Data tied to figure images:
○ ○ ○

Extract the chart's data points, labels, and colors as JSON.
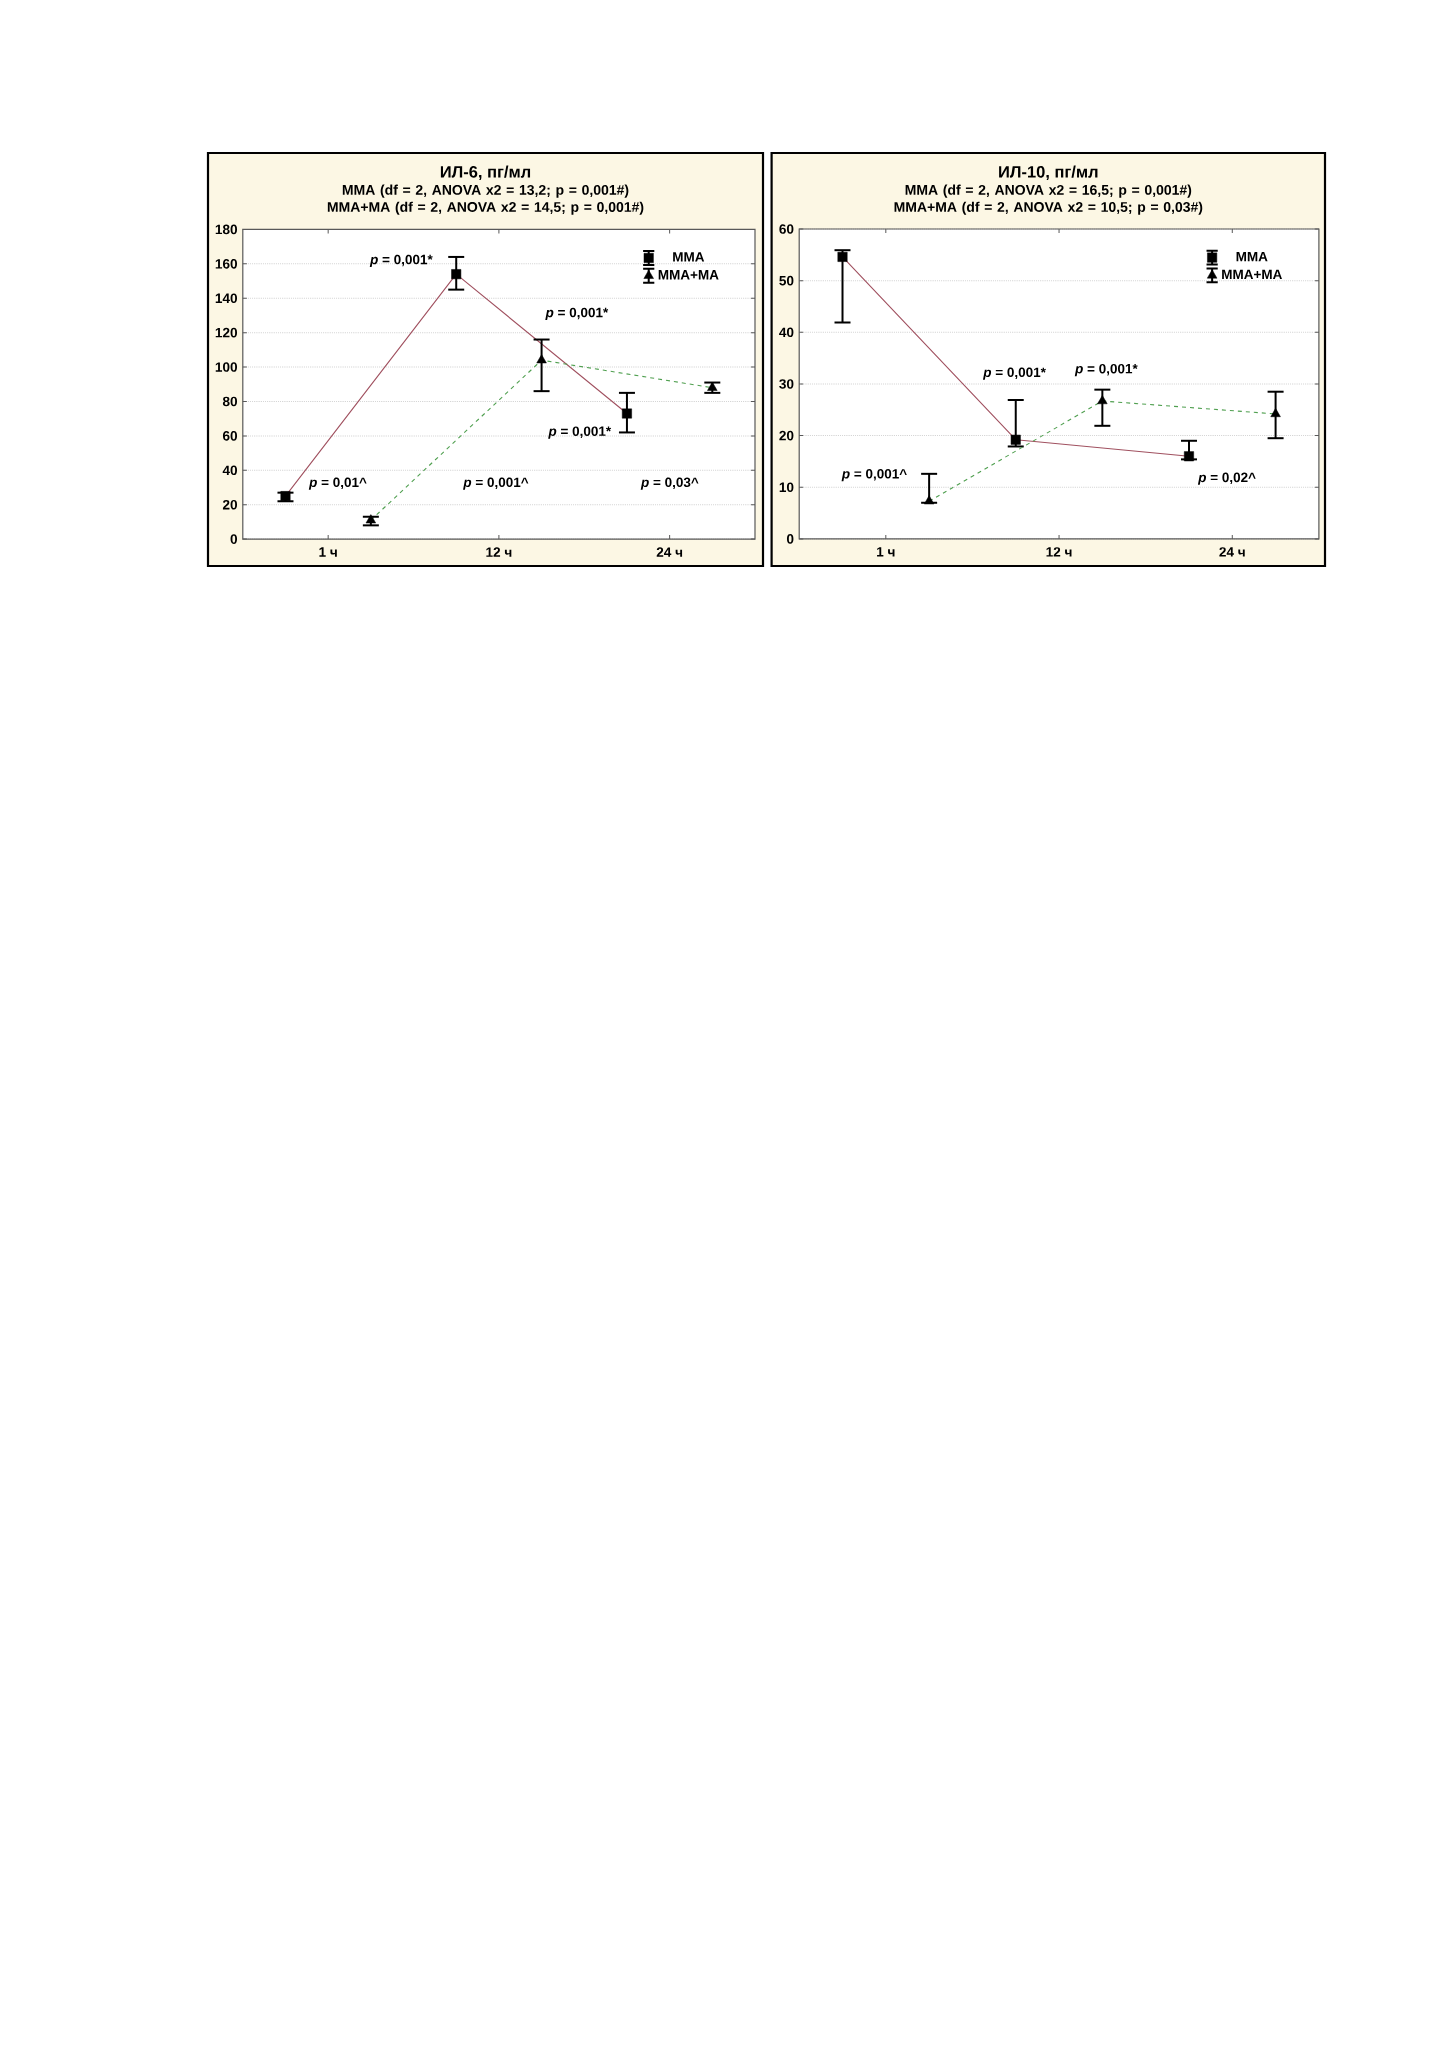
{
  "chart_data": [
    {
      "type": "line",
      "title": "ИЛ-6, пг/мл",
      "subtitle": "MMA (df = 2, ANOVA x2 = 13,2; p = 0,001#) MMA+MA (df = 2, ANOVA x2 = 14,5; p = 0,001#)",
      "categories": [
        "1 ч",
        "12 ч",
        "24 ч"
      ],
      "series": [
        {
          "name": "MMA",
          "color": "#a0505f",
          "marker": "square",
          "line_style": "solid",
          "values": [
            25,
            154,
            73
          ],
          "errors": [
            [
              22,
              27
            ],
            [
              145,
              164
            ],
            [
              62,
              85
            ]
          ]
        },
        {
          "name": "MMA+MA",
          "color": "#4f9f4f",
          "marker": "triangle",
          "line_style": "dashed",
          "values": [
            11,
            104,
            88
          ],
          "errors": [
            [
              8,
              13
            ],
            [
              86,
              116
            ],
            [
              85,
              91
            ]
          ]
        }
      ],
      "ylim": [
        0,
        180
      ],
      "yticks": [
        0,
        20,
        40,
        60,
        80,
        100,
        120,
        140,
        160,
        180
      ],
      "grid": "y",
      "legend": "top right",
      "annotations": [
        "*p* = 0,001*",
        "*p* = 0,001*",
        "*p* = 0,001*",
        "*p* = 0,01^",
        "*p* = 0,001^",
        "*p* = 0,03^"
      ]
    },
    {
      "type": "line",
      "title": "ИЛ-10, пг/мл",
      "subtitle": "MMA (df = 2, ANOVA x2 = 16,5; p = 0,001#) MMA+MA (df = 2, ANOVA x2 = 10,5; p = 0,03#)",
      "categories": [
        "1 ч",
        "12 ч",
        "24 ч"
      ],
      "series": [
        {
          "name": "MMA",
          "color": "#a0505f",
          "marker": "square",
          "line_style": "solid",
          "values": [
            54.6,
            19.2,
            16.0
          ],
          "errors": [
            [
              41.9,
              55.9
            ],
            [
              17.9,
              26.9
            ],
            [
              15.4,
              19.0
            ]
          ]
        },
        {
          "name": "MMA+MA",
          "color": "#4f9f4f",
          "marker": "triangle",
          "line_style": "dashed",
          "values": [
            7.3,
            26.7,
            24.2
          ],
          "errors": [
            [
              7.0,
              12.6
            ],
            [
              21.9,
              28.9
            ],
            [
              19.5,
              28.5
            ]
          ]
        }
      ],
      "ylim": [
        0,
        60
      ],
      "yticks": [
        0,
        10,
        20,
        30,
        40,
        50,
        60
      ],
      "grid": "y",
      "legend": "top right",
      "annotations": [
        "*p* = 0,001^",
        "*p* = 0,001*",
        "*p* = 0,001*",
        "*p* = 0,02^"
      ]
    }
  ]
}
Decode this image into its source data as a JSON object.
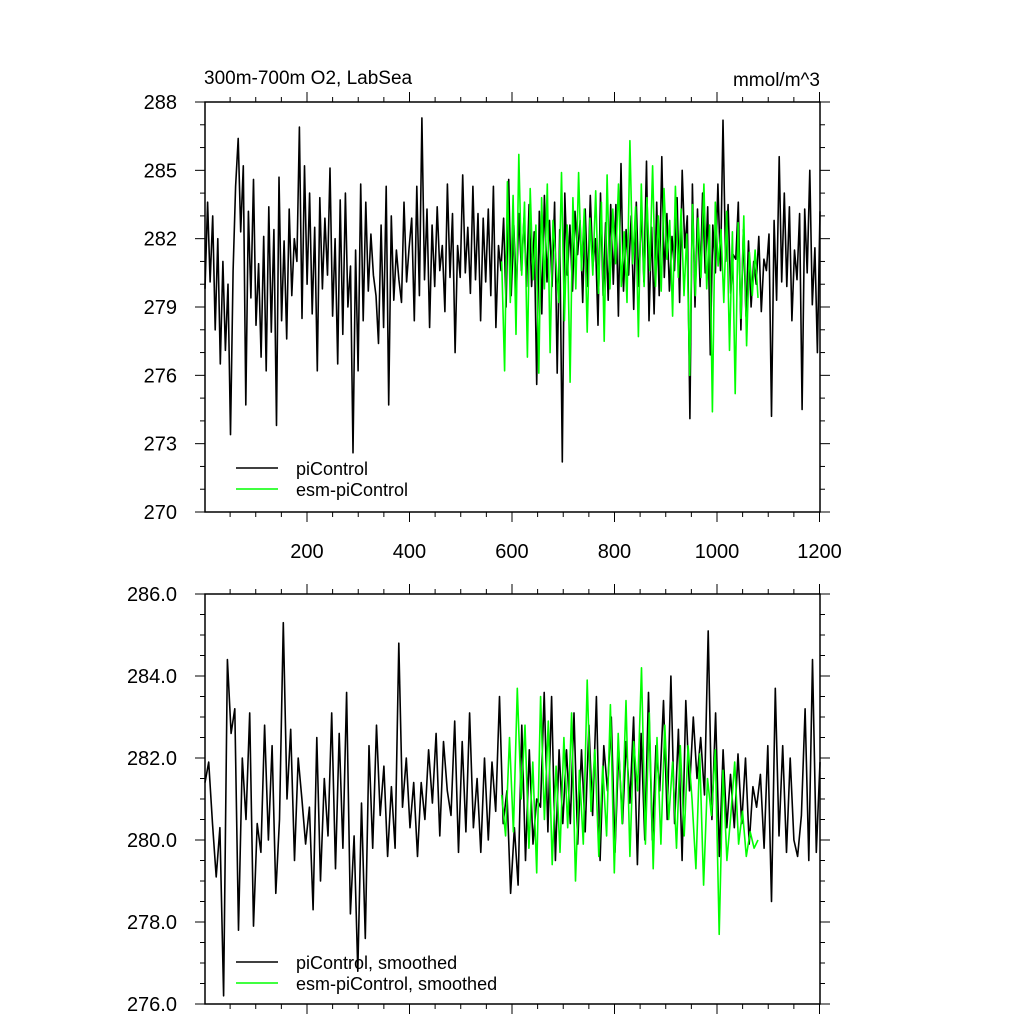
{
  "chart_data": [
    {
      "type": "line",
      "title": "300m-700m O2, LabSea",
      "units": "mmol/m^3",
      "xlim": [
        1,
        1201
      ],
      "ylim": [
        270,
        288
      ],
      "yticks": [
        270,
        273,
        276,
        279,
        282,
        285,
        288
      ],
      "ytick_labels": [
        "270",
        "273",
        "276",
        "279",
        "282",
        "285",
        "288"
      ],
      "xticks": [
        200,
        400,
        600,
        800,
        1000,
        1200
      ],
      "xtick_labels": [
        "200",
        "400",
        "600",
        "800",
        "1000",
        "1200"
      ],
      "legend_position": "bottom-left",
      "grid": false,
      "series": [
        {
          "name": "piControl",
          "color": "#000000",
          "x_start": 1,
          "x_end": 1201,
          "mean": 281.2,
          "values": [
            279.8,
            283.6,
            280.1,
            283.0,
            278.0,
            282.0,
            276.5,
            281.0,
            277.1,
            280.0,
            273.4,
            280.6,
            284.3,
            286.4,
            282.3,
            285.2,
            274.7,
            283.2,
            279.4,
            284.6,
            278.2,
            280.9,
            276.8,
            282.1,
            276.2,
            283.4,
            277.9,
            282.4,
            273.8,
            284.7,
            278.4,
            281.9,
            277.6,
            283.3,
            279.5,
            282.0,
            281.0,
            286.9,
            278.5,
            285.2,
            280.0,
            284.0,
            278.7,
            282.5,
            276.2,
            283.8,
            279.8,
            282.9,
            280.4,
            285.1,
            278.6,
            282.0,
            276.5,
            283.7,
            277.8,
            284.0,
            279.0,
            280.8,
            272.6,
            281.5,
            276.2,
            284.4,
            278.4,
            283.6,
            279.7,
            282.2,
            280.4,
            279.5,
            277.4,
            282.6,
            278.1,
            284.3,
            274.7,
            283.0,
            279.3,
            281.5,
            280.2,
            279.2,
            283.6,
            280.1,
            281.6,
            282.9,
            278.4,
            284.3,
            279.5,
            287.3,
            280.2,
            283.3,
            278.1,
            282.6,
            279.9,
            283.4,
            280.6,
            281.7,
            278.8,
            284.4,
            280.3,
            283.1,
            277.0,
            281.7,
            280.3,
            284.8,
            280.5,
            282.5,
            279.6,
            284.3,
            280.2,
            283.1,
            278.4,
            282.9,
            280.1,
            283.3,
            279.5,
            284.3,
            278.1,
            281.7,
            280.6,
            282.9,
            279.0,
            284.6,
            279.5,
            282.6,
            279.6,
            283.1,
            280.6,
            282.9,
            279.9,
            283.5,
            279.9,
            282.3,
            275.6,
            283.2,
            278.7,
            283.9,
            280.1,
            282.8,
            279.9,
            283.6,
            276.1,
            282.4,
            272.2,
            284.0,
            280.4,
            282.6,
            279.7,
            283.2,
            281.3,
            282.8,
            279.2,
            283.3,
            279.9,
            283.9,
            280.8,
            282.0,
            278.2,
            284.0,
            279.5,
            282.7,
            279.3,
            283.5,
            280.0,
            283.5,
            278.6,
            285.3,
            279.7,
            282.4,
            280.4,
            283.0,
            278.9,
            283.6,
            279.9,
            283.4,
            280.1,
            285.4,
            278.4,
            282.5,
            278.7,
            283.6,
            279.5,
            285.6,
            280.3,
            283.1,
            279.7,
            282.1,
            280.6,
            283.8,
            279.2,
            285.0,
            281.6,
            283.0,
            274.1,
            284.4,
            279.0,
            283.3,
            279.9,
            284.0,
            280.5,
            283.4,
            276.9,
            282.6,
            280.5,
            284.4,
            280.6,
            287.2,
            281.0,
            283.5,
            279.6,
            281.3,
            281.1,
            283.6,
            278.0,
            282.4,
            278.6,
            281.9,
            279.0,
            281.0,
            280.0,
            282.1,
            278.8,
            281.1,
            280.6,
            282.2,
            274.2,
            282.8,
            279.3,
            285.6,
            280.1,
            284.0,
            279.9,
            283.4,
            278.4,
            281.5,
            280.2,
            283.1,
            274.5,
            283.3,
            280.5,
            285.0,
            279.1,
            281.6,
            277.0,
            283.2
          ]
        },
        {
          "name": "esm-piControl",
          "color": "#00ff00",
          "x_start": 580,
          "x_end": 1080,
          "mean": 281.0,
          "values": [
            281.0,
            276.2,
            284.5,
            279.2,
            283.9,
            277.8,
            285.7,
            280.4,
            283.6,
            276.8,
            284.2,
            280.2,
            282.6,
            276.1,
            283.8,
            279.8,
            284.4,
            277.0,
            282.8,
            281.1,
            279.2,
            284.9,
            278.4,
            282.6,
            275.7,
            283.8,
            279.8,
            284.9,
            280.6,
            283.3,
            277.9,
            282.9,
            280.4,
            284.1,
            279.6,
            283.6,
            277.5,
            284.8,
            279.8,
            283.3,
            280.9,
            284.4,
            279.9,
            282.3,
            279.2,
            286.3,
            280.9,
            283.4,
            277.7,
            284.4,
            279.9,
            283.8,
            280.6,
            285.2,
            279.9,
            283.0,
            279.7,
            284.2,
            281.1,
            282.8,
            278.6,
            284.3,
            280.3,
            283.3,
            279.5,
            282.2,
            276.0,
            283.5,
            279.5,
            282.9,
            280.3,
            284.4,
            279.8,
            282.6,
            274.4,
            283.6,
            280.8,
            282.4,
            279.2,
            283.2,
            277.1,
            282.3,
            275.2,
            282.7,
            278.5,
            283.0,
            277.3,
            281.4,
            279.5,
            281.5,
            279.4
          ]
        }
      ],
      "legend": [
        {
          "label": "piControl",
          "color": "#000000"
        },
        {
          "label": "esm-piControl",
          "color": "#00ff00"
        }
      ]
    },
    {
      "type": "line",
      "title": "",
      "xlim": [
        1,
        1201
      ],
      "ylim": [
        276,
        286
      ],
      "yticks": [
        276,
        278,
        280,
        282,
        284,
        286
      ],
      "ytick_labels": [
        "276.0",
        "278.0",
        "280.0",
        "282.0",
        "284.0",
        "286.0"
      ],
      "xticks": [
        200,
        400,
        600,
        800,
        1000,
        1200
      ],
      "xtick_labels": [],
      "legend_position": "bottom-left",
      "grid": false,
      "series": [
        {
          "name": "piControl, smoothed",
          "color": "#000000",
          "x_start": 1,
          "x_end": 1201,
          "values": [
            281.4,
            281.9,
            280.4,
            279.1,
            280.3,
            276.2,
            284.4,
            282.6,
            283.2,
            277.8,
            282.0,
            280.5,
            283.1,
            277.9,
            280.4,
            279.7,
            282.8,
            280.0,
            282.3,
            278.7,
            280.5,
            285.3,
            281.0,
            282.7,
            279.5,
            282.0,
            281.0,
            279.9,
            280.8,
            278.3,
            282.5,
            279.0,
            281.5,
            280.1,
            283.1,
            279.3,
            282.6,
            279.8,
            283.6,
            278.2,
            280.1,
            276.8,
            280.9,
            277.6,
            282.3,
            279.8,
            282.8,
            280.6,
            281.8,
            279.6,
            281.3,
            279.8,
            284.8,
            280.8,
            282.0,
            280.3,
            281.4,
            279.6,
            281.4,
            280.5,
            282.2,
            280.9,
            282.6,
            280.1,
            282.4,
            281.2,
            280.6,
            282.9,
            279.7,
            282.4,
            280.2,
            283.1,
            280.3,
            281.5,
            279.7,
            282.0,
            280.0,
            281.9,
            280.7,
            283.5,
            280.4,
            281.2,
            278.7,
            280.3,
            278.9,
            282.8,
            279.5,
            282.2,
            279.9,
            281.0,
            280.8,
            283.6,
            280.2,
            283.5,
            279.5,
            282.2,
            280.4,
            282.2,
            280.4,
            283.1,
            279.9,
            282.2,
            280.2,
            282.8,
            280.6,
            283.5,
            279.5,
            282.3,
            281.2,
            283.0,
            279.7,
            282.2,
            280.4,
            282.4,
            280.9,
            283.0,
            279.4,
            282.6,
            280.0,
            283.6,
            280.0,
            282.3,
            281.2,
            283.4,
            280.5,
            284.0,
            280.4,
            282.7,
            279.5,
            283.4,
            281.2,
            283.0,
            281.5,
            282.5,
            281.1,
            285.1,
            280.5,
            283.1,
            279.6,
            282.2,
            280.3,
            281.6,
            280.3,
            282.1,
            280.4,
            282.0,
            279.9,
            281.3,
            280.8,
            281.6,
            279.8,
            282.3,
            278.5,
            283.7,
            280.1,
            282.3,
            279.7,
            282.0,
            280.0,
            279.6,
            280.6,
            283.2,
            279.5,
            284.4,
            279.7,
            281.9
          ]
        },
        {
          "name": "esm-piControl, smoothed",
          "color": "#00ff00",
          "x_start": 580,
          "x_end": 1080,
          "values": [
            281.1,
            280.1,
            282.5,
            280.2,
            283.7,
            281.0,
            282.8,
            279.8,
            281.9,
            279.2,
            283.5,
            280.5,
            282.9,
            279.4,
            281.8,
            279.7,
            282.5,
            280.3,
            283.1,
            279.0,
            281.7,
            279.9,
            283.9,
            280.7,
            282.2,
            279.6,
            281.8,
            280.1,
            283.3,
            279.2,
            282.6,
            280.4,
            283.4,
            279.6,
            282.4,
            281.2,
            284.2,
            279.9,
            283.1,
            279.3,
            282.5,
            279.9,
            282.8,
            280.5,
            281.9,
            279.8,
            282.3,
            280.1,
            282.3,
            281.0,
            279.3,
            282.1,
            278.9,
            281.5,
            280.6,
            282.2,
            277.7,
            281.7,
            279.5,
            280.6,
            281.9,
            279.9,
            280.7,
            279.6,
            280.2,
            279.8,
            280.0
          ]
        }
      ],
      "legend": [
        {
          "label": "piControl, smoothed",
          "color": "#000000"
        },
        {
          "label": "esm-piControl, smoothed",
          "color": "#00ff00"
        }
      ]
    }
  ]
}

○ ○ ○

Read through the lines above and collect those that contain the string "smoothed".

          "name": "piControl, smoothed",
          "name": "esm-piControl, smoothed",
          "label": "piControl, smoothed",
          "label": "esm-piControl, smoothed",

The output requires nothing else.